INSTRUCTION ->
Omit every picture and output the rest of the records exactly as they are.
[start]
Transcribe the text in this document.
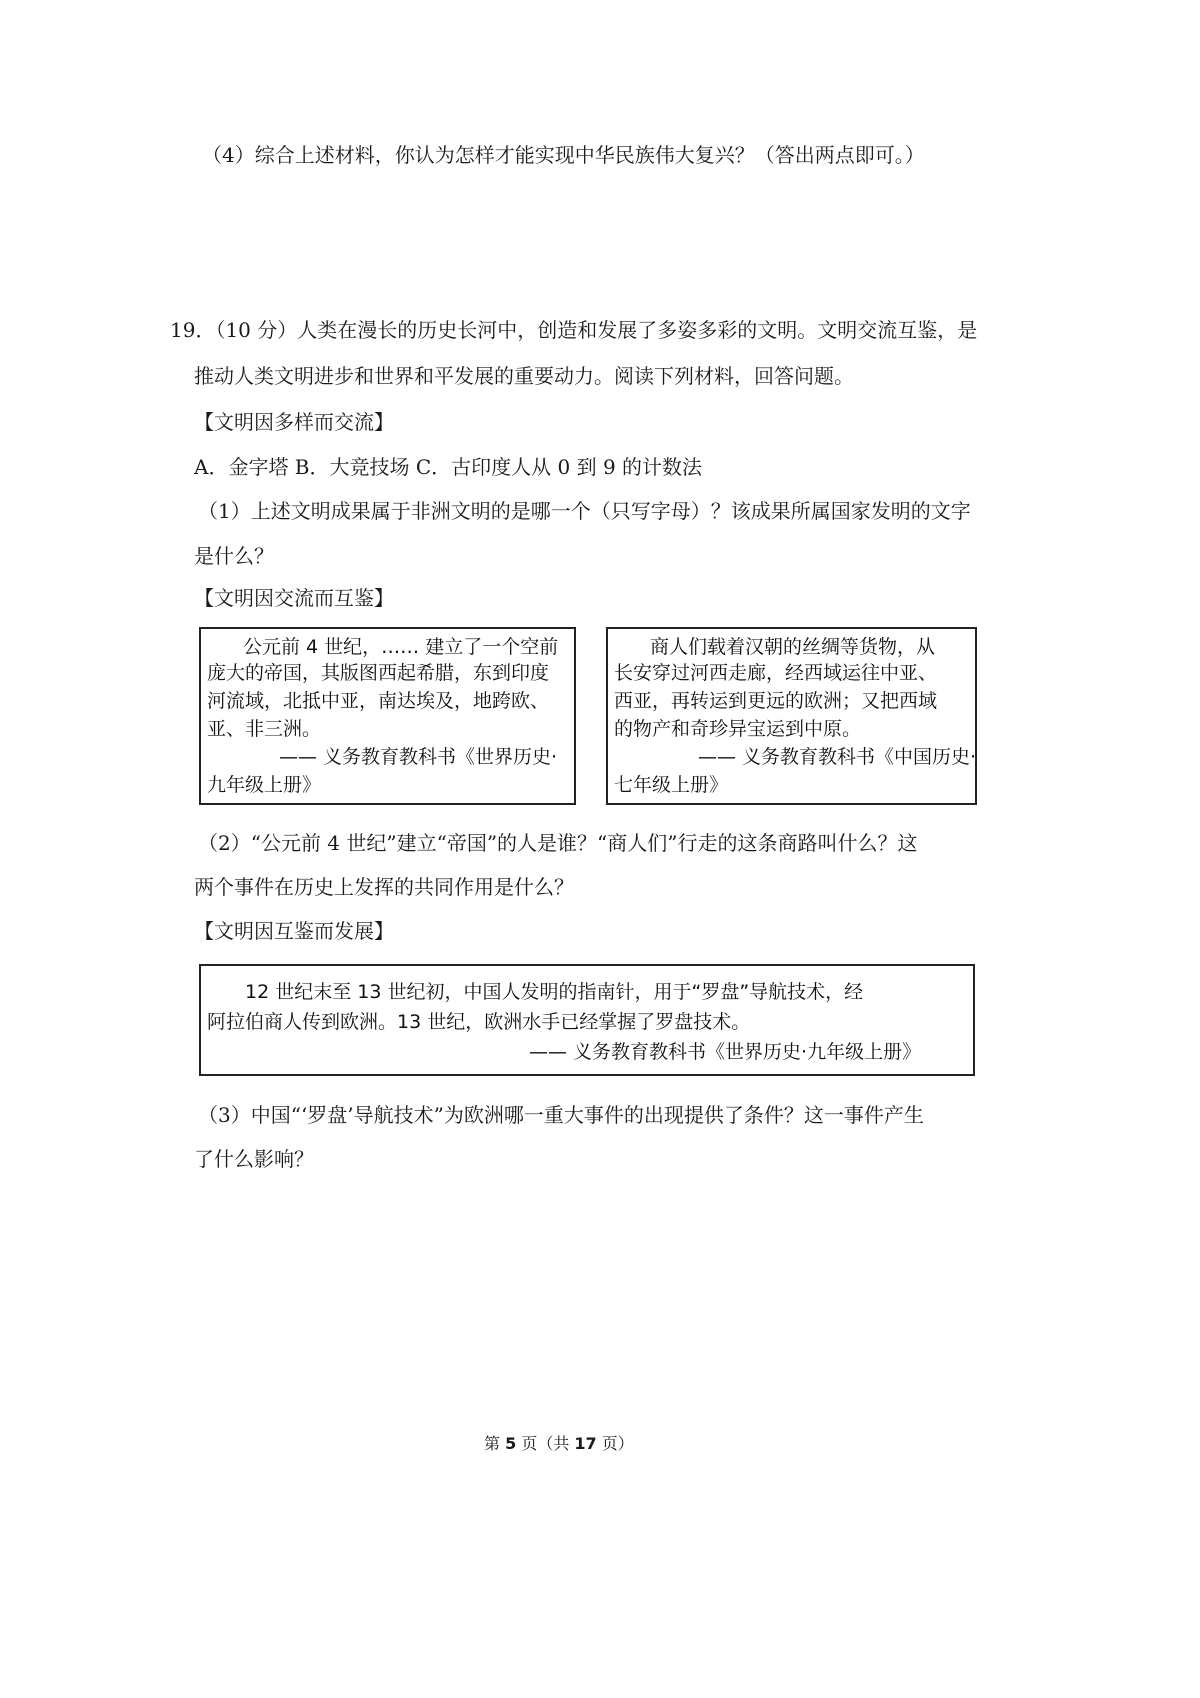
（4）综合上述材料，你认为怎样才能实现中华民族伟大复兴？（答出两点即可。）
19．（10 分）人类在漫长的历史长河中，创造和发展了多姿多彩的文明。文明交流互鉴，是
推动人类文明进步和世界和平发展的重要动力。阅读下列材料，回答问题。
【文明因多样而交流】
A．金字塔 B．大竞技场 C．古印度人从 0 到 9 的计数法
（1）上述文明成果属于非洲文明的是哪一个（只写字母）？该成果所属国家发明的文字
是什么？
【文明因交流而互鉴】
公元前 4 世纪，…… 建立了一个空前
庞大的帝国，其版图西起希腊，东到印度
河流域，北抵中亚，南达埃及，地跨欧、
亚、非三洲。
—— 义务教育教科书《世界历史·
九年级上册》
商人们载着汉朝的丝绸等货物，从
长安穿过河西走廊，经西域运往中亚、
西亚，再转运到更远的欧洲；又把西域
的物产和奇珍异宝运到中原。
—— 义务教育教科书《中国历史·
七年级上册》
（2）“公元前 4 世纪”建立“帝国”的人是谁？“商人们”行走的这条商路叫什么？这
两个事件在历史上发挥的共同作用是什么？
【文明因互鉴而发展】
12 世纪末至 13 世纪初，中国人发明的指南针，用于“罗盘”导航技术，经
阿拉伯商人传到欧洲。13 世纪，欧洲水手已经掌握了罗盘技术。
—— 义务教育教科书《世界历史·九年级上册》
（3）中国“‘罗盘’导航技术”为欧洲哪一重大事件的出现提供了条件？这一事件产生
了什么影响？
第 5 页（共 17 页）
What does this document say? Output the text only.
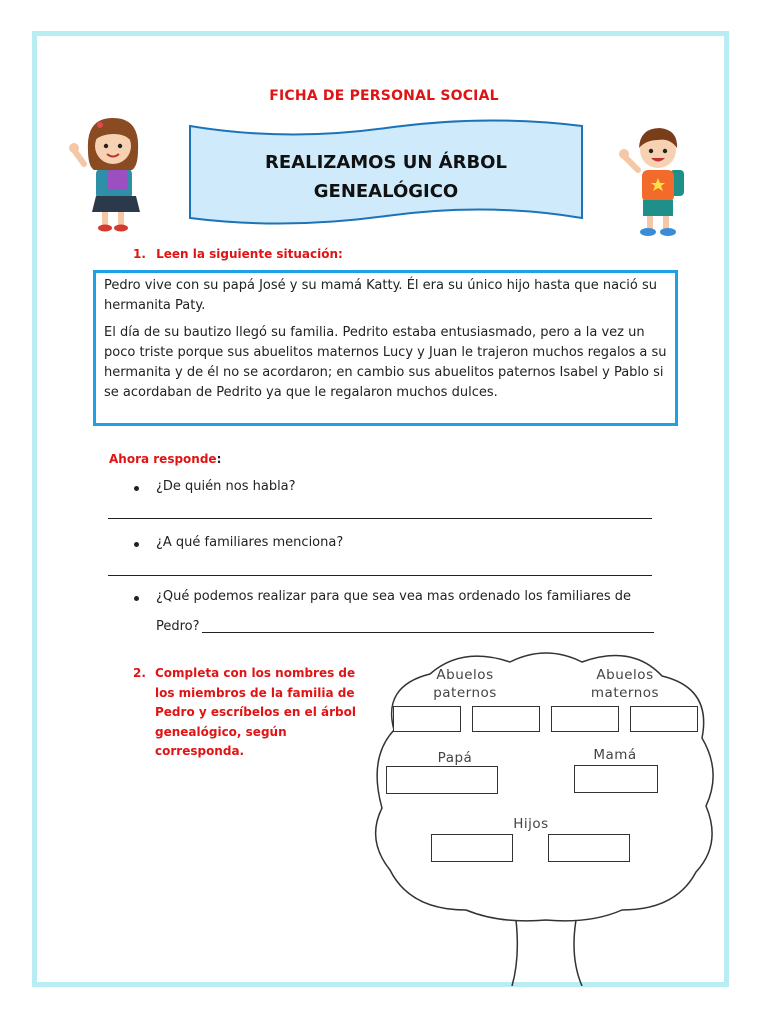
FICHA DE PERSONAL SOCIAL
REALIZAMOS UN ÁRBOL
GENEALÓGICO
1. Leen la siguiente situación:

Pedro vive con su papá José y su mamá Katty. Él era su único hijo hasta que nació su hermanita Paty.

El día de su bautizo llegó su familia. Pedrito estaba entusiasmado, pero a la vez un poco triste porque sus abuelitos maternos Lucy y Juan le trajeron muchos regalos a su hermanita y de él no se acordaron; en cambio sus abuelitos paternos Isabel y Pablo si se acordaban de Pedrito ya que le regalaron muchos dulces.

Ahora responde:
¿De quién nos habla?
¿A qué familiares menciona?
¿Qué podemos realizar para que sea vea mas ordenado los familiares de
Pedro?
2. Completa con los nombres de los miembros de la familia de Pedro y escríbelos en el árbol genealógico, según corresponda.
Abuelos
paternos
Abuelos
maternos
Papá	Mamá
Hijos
[end]
TASK ANSWER ->
Transcribe the text in this document.
（4）综合上述材料，你认为怎样才能实现中华民族伟大复兴？（答出两点即可。）
19．（10 分）人类在漫长的历史长河中，创造和发展了多姿多彩的文明。文明交流互鉴，是
推动人类文明进步和世界和平发展的重要动力。阅读下列材料，回答问题。
【文明因多样而交流】
A．金字塔 B．大竞技场 C．古印度人从 0 到 9 的计数法
（1）上述文明成果属于非洲文明的是哪一个（只写字母）？该成果所属国家发明的文字
是什么？
【文明因交流而互鉴】
公元前 4 世纪，…… 建立了一个空前
庞大的帝国，其版图西起希腊，东到印度
河流域，北抵中亚，南达埃及，地跨欧、
亚、非三洲。
—— 义务教育教科书《世界历史·
九年级上册》
商人们载着汉朝的丝绸等货物，从
长安穿过河西走廊，经西域运往中亚、
西亚，再转运到更远的欧洲；又把西域
的物产和奇珍异宝运到中原。
—— 义务教育教科书《中国历史·
七年级上册》
（2）“公元前 4 世纪”建立“帝国”的人是谁？“商人们”行走的这条商路叫什么？这
两个事件在历史上发挥的共同作用是什么？
【文明因互鉴而发展】
12 世纪末至 13 世纪初，中国人发明的指南针，用于“罗盘”导航技术，经
阿拉伯商人传到欧洲。13 世纪，欧洲水手已经掌握了罗盘技术。
—— 义务教育教科书《世界历史·九年级上册》
（3）中国“‘罗盘’导航技术”为欧洲哪一重大事件的出现提供了条件？这一事件产生
了什么影响？
第 5 页（共 17 页）
What does this document say? Output the text only.
FICHA DE PERSONAL SOCIAL
REALIZAMOS UN ÁRBOL
GENEALÓGICO
1. Leen la siguiente situación:

Pedro vive con su papá José y su mamá Katty. Él era su único hijo hasta que nació su hermanita Paty.

El día de su bautizo llegó su familia. Pedrito estaba entusiasmado, pero a la vez un poco triste porque sus abuelitos maternos Lucy y Juan le trajeron muchos regalos a su hermanita y de él no se acordaron; en cambio sus abuelitos paternos Isabel y Pablo si se acordaban de Pedrito ya que le regalaron muchos dulces.

Ahora responde:
¿De quién nos habla?
¿A qué familiares menciona?
¿Qué podemos realizar para que sea vea mas ordenado los familiares de
Pedro?
2. Completa con los nombres de los miembros de la familia de Pedro y escríbelos en el árbol genealógico, según corresponda.
Abuelos
paternos
Abuelos
maternos
Papá	Mamá
Hijos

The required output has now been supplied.